Treinta años después, George Miller relanza su distópica saga de culto con Mad Max: Fury Road. Su inaudita espectacularidad visual es apenas una de las razones por las que hay que verla en cine.

Por Martín Escribano

George Miller siempre fue partidario del cine físico. Al menos cuando se dedicó a filmar esos dos westerns sobre ruedas que son Mad Max y Mad Max 2: The Road Warrior (la tercera entrega, Mad Max Beyond Thunderdome, sería un paso en falso). Tres décadas después de la última entrega, y luego de dirigir películas como Babe y Happy Feet (sí, en serio) decidió volver a la saga que lo elevó al status de director de culto.

Pocas veces una espera tan prolongada valió tanto la pena. Con un presupuesto 150 veces (!) superior al que manejó en 1979 para iniciar la, hasta ahora, tetralogía, Miller optó por no traicionarse y seguir apostando por esa “elementalidad de lo físico (…) en la que cada auto roto es un auto realmente roto”. Hay en él más de artesano que de diseñador, y lo hace notar.

Ya sin Mel Gibson y con un panorama mundial distinto al de principios de los ochenta, en Mad Max: Fury Road el foco está puesto no tanto en el petróleo y sus derivados sino en el agua que, de tan escasa, parece ser una sustancia capaz de enloquecer. El “nuevo” (mismo personaje, distinta historia) Max Rockatansky (Tom Hardy) se la pasará huyendo toda la película pero su escape no es ni por las tapas el más interesante. Ocurre que se suma, sin quererla ni beberla, al plan de una mujer que decide desviarse del régimen establecido. Furiosa (una brillante y calva Charlize Theron) se harta de la tiranía patriarcal de Immortal Joe (interpretado por Hugh Keays-Byrne, quien también actuó en la primera Mad Max) y enciende el fuego de la rebelión. Líder de un grupo de mujeres fértiles llamadas “paridoras”, pretende dejar de ser un mero engranaje dentro del gran sistema de cuerpos y poder disponer del suyo.

**Ejercicios**:
[1] Indica si cada afirmación concuerda con la reseña de Mad Max: Fury Road y respalda tu respuesta con las palabras exactas del texto: (a) la tercera entrega de la saga se considera un paso en falso; (b) en Fury Road, Max Rockatansky es interpretado por Mel Gibson; (c) el presupuesto de Fury Road es 150 veces mayor que el de 1979.
[2] Reproduce sin cambios el tramo de la reseña de Mad Max: Fury Road que va desde "Treinta años después, George" hasta "director de culto.".
[3] Prosigue la reseña de Mad Max: Fury Road a partir del punto en que se detiene.
Los registros no son necesarios para este trabajo.

Registros extraídos:

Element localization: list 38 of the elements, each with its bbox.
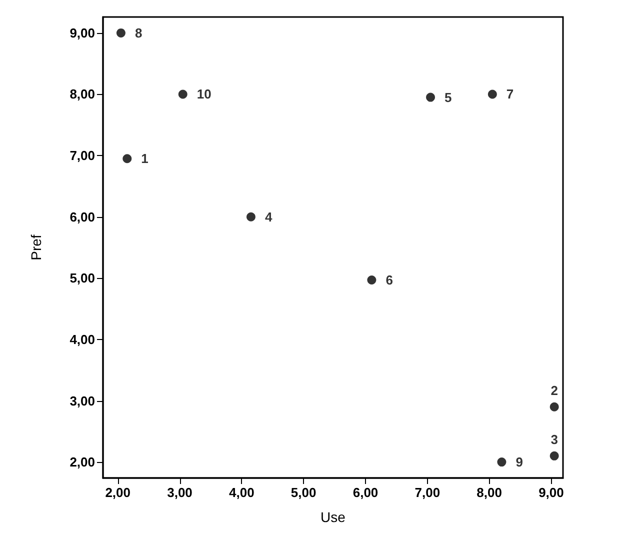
- y-tick-label: 5,00: [70, 270, 95, 286]
- annotation: 5: [444, 90, 452, 105]
- x-axis-title: Use: [320, 509, 346, 525]
- annotation: 9: [516, 454, 523, 470]
- point: [122, 154, 132, 164]
- y-tick-label: 4,00: [70, 332, 95, 347]
- y-tick-label: 2,00: [70, 454, 95, 470]
- annotation: 3: [550, 432, 558, 447]
- x-tick-label: 5,00: [290, 485, 316, 500]
- point: [488, 90, 497, 99]
- y-tick-label: 8,00: [70, 86, 95, 102]
- annotation: 10: [196, 86, 212, 102]
- x-tick-label: 4,00: [229, 485, 254, 500]
- annotation: 6: [386, 272, 393, 288]
- point: [497, 458, 506, 467]
- point: [550, 402, 559, 412]
- point: [367, 275, 376, 284]
- point: [116, 28, 126, 38]
- annotation: 1: [141, 151, 148, 166]
- y-tick-label: 9,00: [70, 25, 95, 40]
- point: [178, 90, 188, 99]
- x-tick-label: 3,00: [167, 485, 192, 500]
- x-tick-label: 9,00: [538, 485, 564, 500]
- y-tick-label: 7,00: [70, 148, 95, 164]
- x-tick-label: 2,00: [105, 485, 131, 500]
- y-axis-title: Pref: [28, 234, 44, 260]
- annotation: 8: [134, 25, 142, 40]
- y-tick-label: 6,00: [70, 209, 95, 224]
- annotation: 2: [550, 382, 558, 398]
- annotation: 7: [506, 86, 514, 102]
- annotation: 4: [264, 209, 273, 224]
- x-tick-label: 8,00: [476, 485, 502, 500]
- point: [246, 212, 256, 222]
- point: [426, 92, 436, 102]
- x-tick-label: 6,00: [352, 485, 378, 500]
- point: [550, 451, 559, 460]
- x-tick-label: 7,00: [414, 485, 440, 500]
- y-tick-label: 3,00: [70, 393, 95, 408]
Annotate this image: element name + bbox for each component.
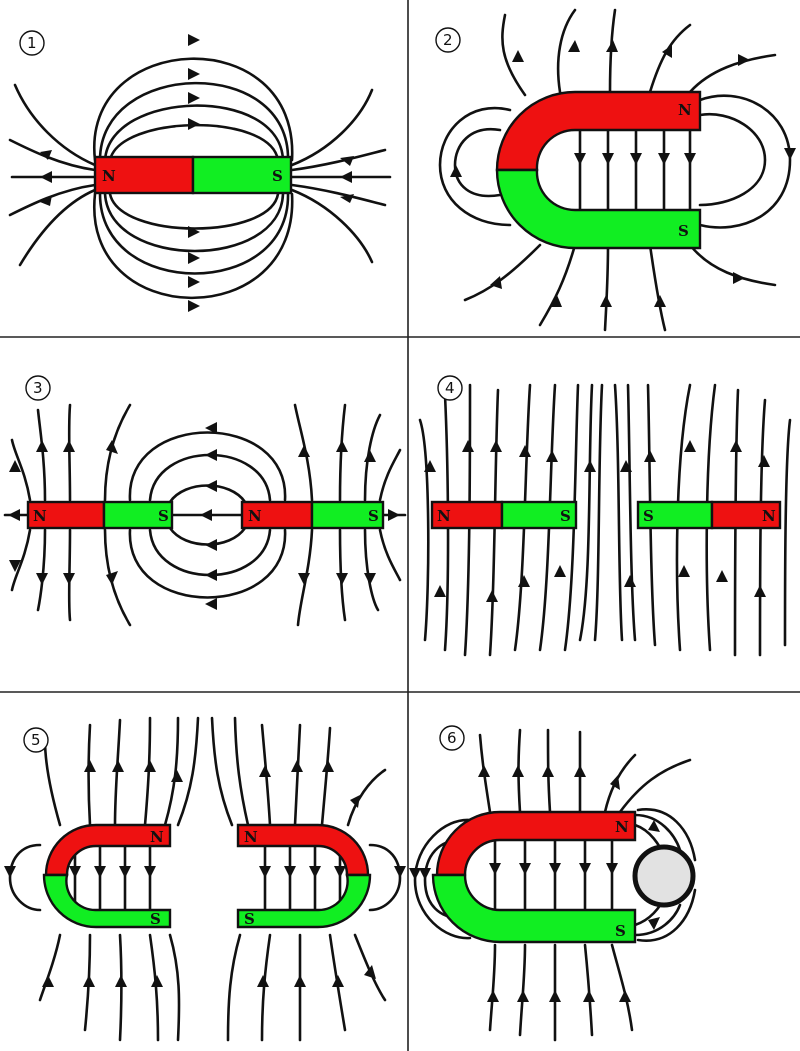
pole-label-n-4a: N	[437, 507, 451, 525]
north-pole-4b	[710, 500, 782, 530]
south-pole-3b	[310, 500, 385, 530]
pole-label-s-6: S	[615, 922, 626, 940]
pole-label-s-4a: S	[560, 507, 571, 525]
south-arm-6	[431, 873, 637, 944]
horseshoe-magnet-2: N S	[495, 90, 702, 250]
panel-number-5: 5	[31, 731, 41, 749]
horseshoe-magnet-6: N S	[431, 810, 637, 944]
pole-label-s-5b: S	[244, 910, 255, 928]
panel-number-6: 6	[447, 729, 457, 747]
south-arm-5b	[236, 873, 372, 929]
pole-label-s-5a: S	[150, 910, 161, 928]
panel-2: N S 2	[435, 8, 796, 332]
panel-5: N S N S 5	[4, 716, 406, 1042]
south-arm-5a	[42, 873, 172, 929]
pole-label-n-3b: N	[248, 507, 262, 525]
pole-label-s-4b: S	[643, 507, 654, 525]
panel-2-field-lines	[438, 8, 792, 332]
panel-4-arrows	[424, 440, 770, 602]
pole-label-n-6: N	[615, 818, 629, 836]
north-pole-1	[93, 155, 195, 195]
panel-number-2: 2	[443, 31, 453, 49]
pole-label-n-4b: N	[762, 507, 776, 525]
panel-number-badge-4	[437, 375, 463, 401]
panel-number-badge-3	[25, 375, 51, 401]
horseshoe-magnet-5b: N S	[236, 823, 372, 929]
north-arm-6	[435, 810, 637, 877]
south-arm-2	[495, 168, 702, 250]
panel-4: N S S N 4	[418, 375, 792, 657]
panel-number-3: 3	[33, 379, 43, 397]
panel-5-field-lines	[8, 716, 402, 1042]
panel-number-badge-2	[435, 27, 461, 53]
panel-number-badge-1	[19, 30, 45, 56]
panel-3-arrows	[8, 422, 400, 610]
south-pole-3a	[102, 500, 174, 530]
pole-label-n-2: N	[678, 101, 692, 119]
pole-label-n-3a: N	[33, 507, 47, 525]
south-pole-4a	[500, 500, 578, 530]
panel-2-arrows	[450, 40, 796, 307]
panel-number-badge-5	[23, 727, 49, 753]
pole-label-s-3b: S	[368, 507, 379, 525]
south-pole-1	[191, 155, 293, 195]
pole-label-n-5b: N	[244, 828, 258, 846]
horseshoe-magnet-5a: N S	[42, 823, 172, 929]
panel-1: N S 1	[8, 30, 392, 312]
bar-magnet-3a: N S	[26, 500, 174, 530]
pole-label-s-2: S	[678, 222, 689, 240]
bar-magnet-1: N S	[93, 155, 293, 195]
north-pole-4a	[430, 500, 504, 530]
panel-1-arrows	[40, 34, 354, 312]
panel-5-arrows	[4, 760, 406, 987]
pole-label-s-3a: S	[158, 507, 169, 525]
iron-ball	[632, 844, 696, 908]
north-arm-2	[495, 90, 702, 172]
panel-6-arrows	[409, 765, 660, 1002]
panel-3: N S N S 3	[3, 375, 407, 627]
pole-label-n-5a: N	[150, 828, 164, 846]
bar-magnet-4b: S N	[636, 500, 782, 530]
pole-label-n-1: N	[102, 167, 116, 185]
panel-6: N S 6	[409, 725, 697, 1042]
panel-number-4: 4	[445, 379, 455, 397]
bar-magnet-3b: N S	[240, 500, 385, 530]
pole-label-s-1: S	[272, 167, 283, 185]
panel-number-1: 1	[27, 34, 37, 52]
bar-magnet-4a: N S	[430, 500, 578, 530]
panel-number-badge-6	[439, 725, 465, 751]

**Respuestas**:
[1]
(a) Sí: «la tercera entrega, Mad Max Beyond Thunderdome, sería un paso en falso».
(b) No: «Ya sin Mel Gibson» y «Max Rockatansky (Tom Hardy)».
(c) Sí: «un presupuesto 150 veces (!) superior al que manejó en 1979».

[2]
Treinta años después, George Miller relanza su distópica saga de culto con Mad Max: Fury Road. Su inaudita espectacularidad visual es apenas una de las razones por las que hay que verla en cine.

Por Martín Escribano

George Miller siempre fue partidario del cine físico. Al menos cuando se dedicó a filmar esos dos westerns sobre ruedas que son Mad Max y Mad Max 2: The Road Warrior (la tercera entrega, Mad Max Beyond Thunderdome, sería un paso en falso). Tres décadas después de la última entrega, y luego de dirigir películas como Babe y Happy Feet (sí, en serio) decidió volver a la saga que lo elevó al status de director de culto.

[3]
mad max fury road

En el postapocalipsis los cuerpos valen por sus agujeros y sus fluídos. Bocas, vaginas, óvulos, sangre, sudor, leche materna. Como los Fremen del planeta Arrakis en Dune, esa obra maestra de la literatura escrita por Frank Herbert, el patriarca sabe que el capital biológico es escaso y debe ser preservado, controlado, vigilado, administrado. Y si para eso hay que someter por medio del trabajo, la tortura y la religión, pues adelante.

Son varias las cadenas que se cortan a lo largo de las dos horas que dura Mad Max: Fury Road.Es una acción tan sencilla como significativa pero el director de fotografía John Seale se encarga de enmarcarla con precisión dentro de la enormidad del desierto de Namibia. Su capacidad para orquestrar las dantescas persecuciones excede cualquier elogio; los exteriores diurnos y nocturnos donde se desarrolla la revolución son inolvidables.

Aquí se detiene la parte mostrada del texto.